• **EXERCISE AIM**
Gather all lines from the material that contain "title".

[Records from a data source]

--- START ---

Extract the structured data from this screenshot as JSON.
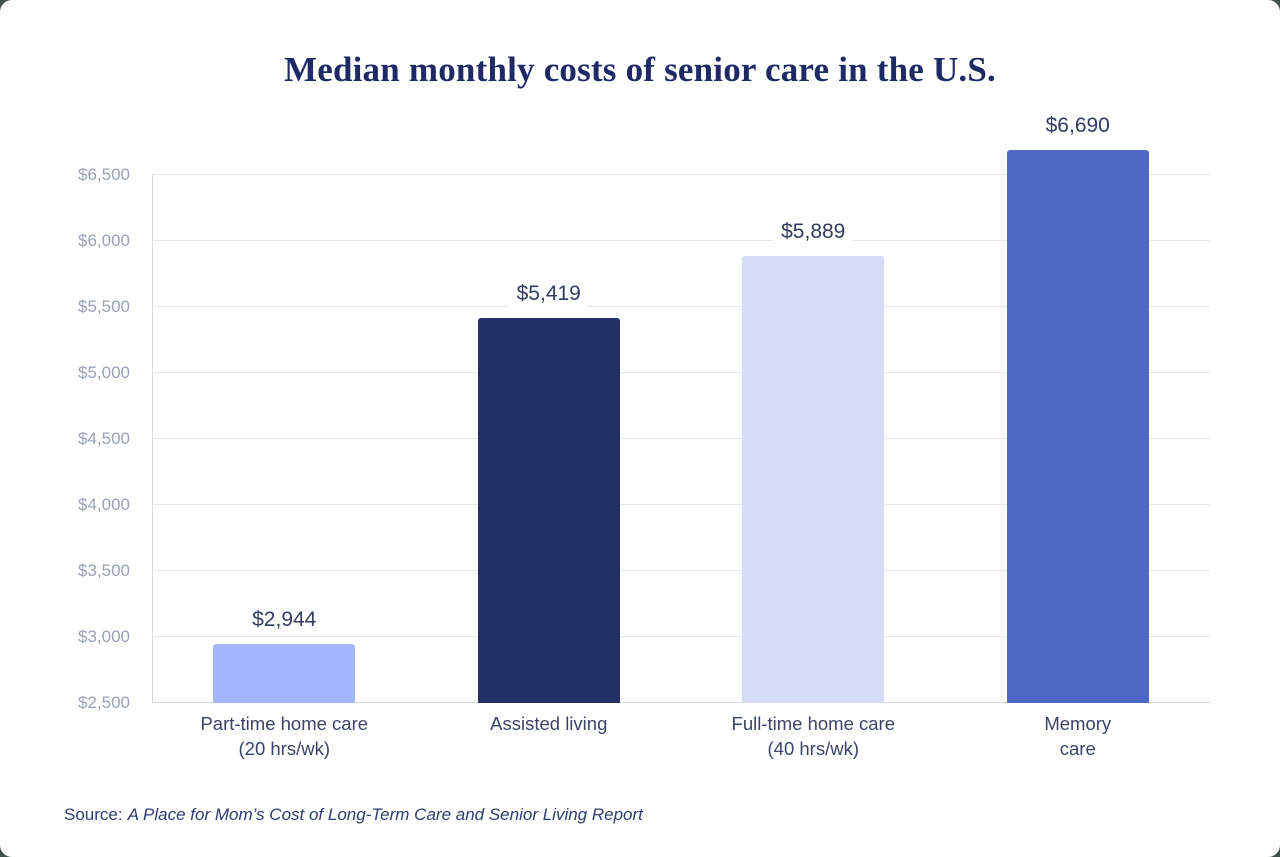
{
  "page": {
    "background_color": "#42504b",
    "card_color": "#ffffff"
  },
  "title": "Median monthly costs of senior care in the U.S.",
  "source": {
    "prefix": "Source:",
    "text": "A Place for Mom’s Cost of Long-Term Care and Senior Living Report"
  },
  "chart_data": {
    "type": "bar",
    "title": "Median monthly costs of senior care in the U.S.",
    "categories": [
      "Part-time home care (20 hrs/wk)",
      "Assisted living",
      "Full-time home care (40 hrs/wk)",
      "Memory care"
    ],
    "category_label_lines": [
      [
        "Part-time home care",
        "(20 hrs/wk)"
      ],
      [
        "Assisted living"
      ],
      [
        "Full-time home care",
        "(40 hrs/wk)"
      ],
      [
        "Memory",
        "care"
      ]
    ],
    "values": [
      2944,
      5419,
      5889,
      6690
    ],
    "value_labels": [
      "$2,944",
      "$5,419",
      "$5,889",
      "$6,690"
    ],
    "bar_colors": [
      "#a6b6fc",
      "#213066",
      "#d5dcfa",
      "#4e68c4"
    ],
    "xlabel": "",
    "ylabel": "",
    "ylim": [
      2500,
      6500
    ],
    "yticks": [
      2500,
      3000,
      3500,
      4000,
      4500,
      5000,
      5500,
      6000,
      6500
    ],
    "ytick_labels": [
      "$2,500",
      "$3,000",
      "$3,500",
      "$4,000",
      "$4,500",
      "$5,000",
      "$5,500",
      "$6,000",
      "$6,500"
    ],
    "grid": true,
    "legend": false,
    "colors": {
      "grid": "#e5e7ee",
      "axis": "#d5d8e0",
      "tick_label": "#99a1b5",
      "value_label": "#323c5e",
      "category_label": "#3a4468",
      "title": "#1d2a66",
      "source": "#2e3c6e"
    }
  }
}
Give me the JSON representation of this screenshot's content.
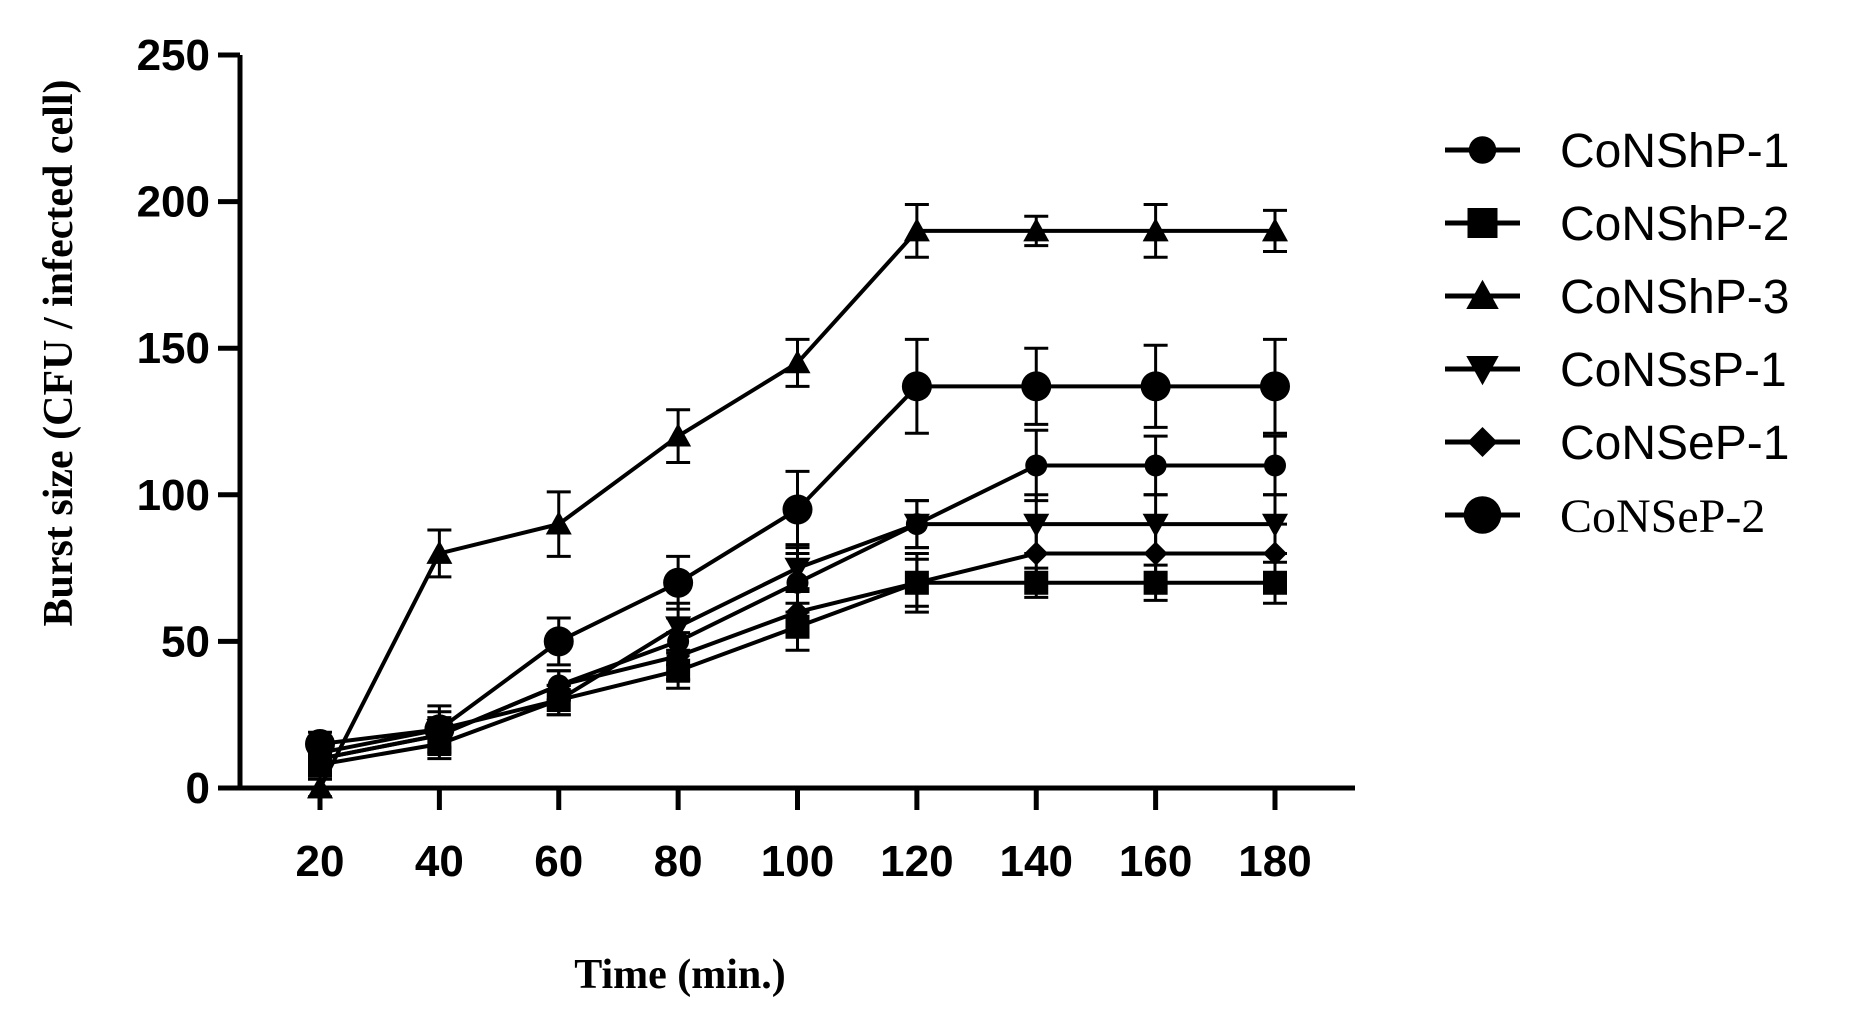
{
  "chart_data": {
    "type": "line",
    "title": "",
    "xlabel": "Time (min.)",
    "ylabel": "Burst size (CFU / infected cell)",
    "x": [
      20,
      40,
      60,
      80,
      100,
      120,
      140,
      160,
      180
    ],
    "x_tick_labels": [
      "20",
      "40",
      "60",
      "80",
      "100",
      "120",
      "140",
      "160",
      "180"
    ],
    "ylim": [
      0,
      250
    ],
    "y_ticks": [
      0,
      50,
      100,
      150,
      200,
      250
    ],
    "y_tick_labels": [
      "0",
      "50",
      "100",
      "150",
      "200",
      "250"
    ],
    "legend_position": "right",
    "grid": false,
    "series": [
      {
        "name": "CoNShP-1",
        "marker": "circle",
        "values": [
          10,
          18,
          35,
          50,
          70,
          90,
          110,
          110,
          110
        ],
        "errors": [
          4,
          6,
          5,
          8,
          10,
          8,
          12,
          10,
          10
        ]
      },
      {
        "name": "CoNShP-2",
        "marker": "square",
        "values": [
          8,
          15,
          30,
          40,
          55,
          70,
          70,
          70,
          70
        ],
        "errors": [
          4,
          5,
          5,
          6,
          8,
          8,
          5,
          6,
          7
        ]
      },
      {
        "name": "CoNShP-3",
        "marker": "triangle-up",
        "values": [
          0,
          80,
          90,
          120,
          145,
          190,
          190,
          190,
          190
        ],
        "errors": [
          3,
          8,
          11,
          9,
          8,
          9,
          5,
          9,
          7
        ]
      },
      {
        "name": "CoNSsP-1",
        "marker": "triangle-down",
        "values": [
          12,
          20,
          30,
          55,
          75,
          90,
          90,
          90,
          90
        ],
        "errors": [
          4,
          6,
          5,
          8,
          8,
          8,
          10,
          10,
          10
        ]
      },
      {
        "name": "CoNSeP-1",
        "marker": "diamond",
        "values": [
          10,
          18,
          35,
          45,
          60,
          70,
          80,
          80,
          80
        ],
        "errors": [
          4,
          5,
          5,
          8,
          8,
          10,
          10,
          10,
          10
        ]
      },
      {
        "name": "CoNSeP-2",
        "marker": "circle-large",
        "values": [
          15,
          20,
          50,
          70,
          95,
          137,
          137,
          137,
          137
        ],
        "errors": [
          4,
          8,
          8,
          9,
          13,
          16,
          13,
          14,
          16
        ]
      }
    ]
  }
}
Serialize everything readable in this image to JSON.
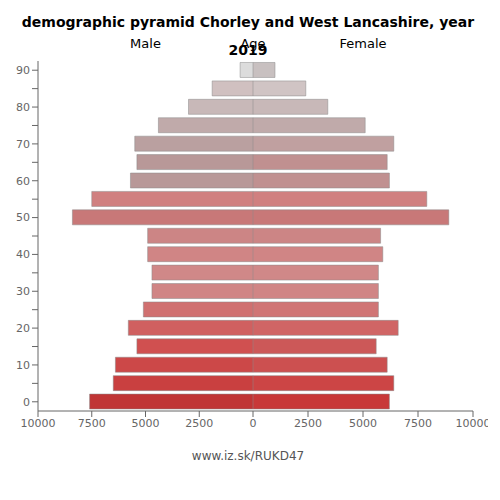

--- END ---

• **SOLUTION**
  "title": "Median monthly costs of senior care in the U.S.",
    "title": "Median monthly costs of senior care in the U.S.",
      "title": "#1d2a66",
    "title": "",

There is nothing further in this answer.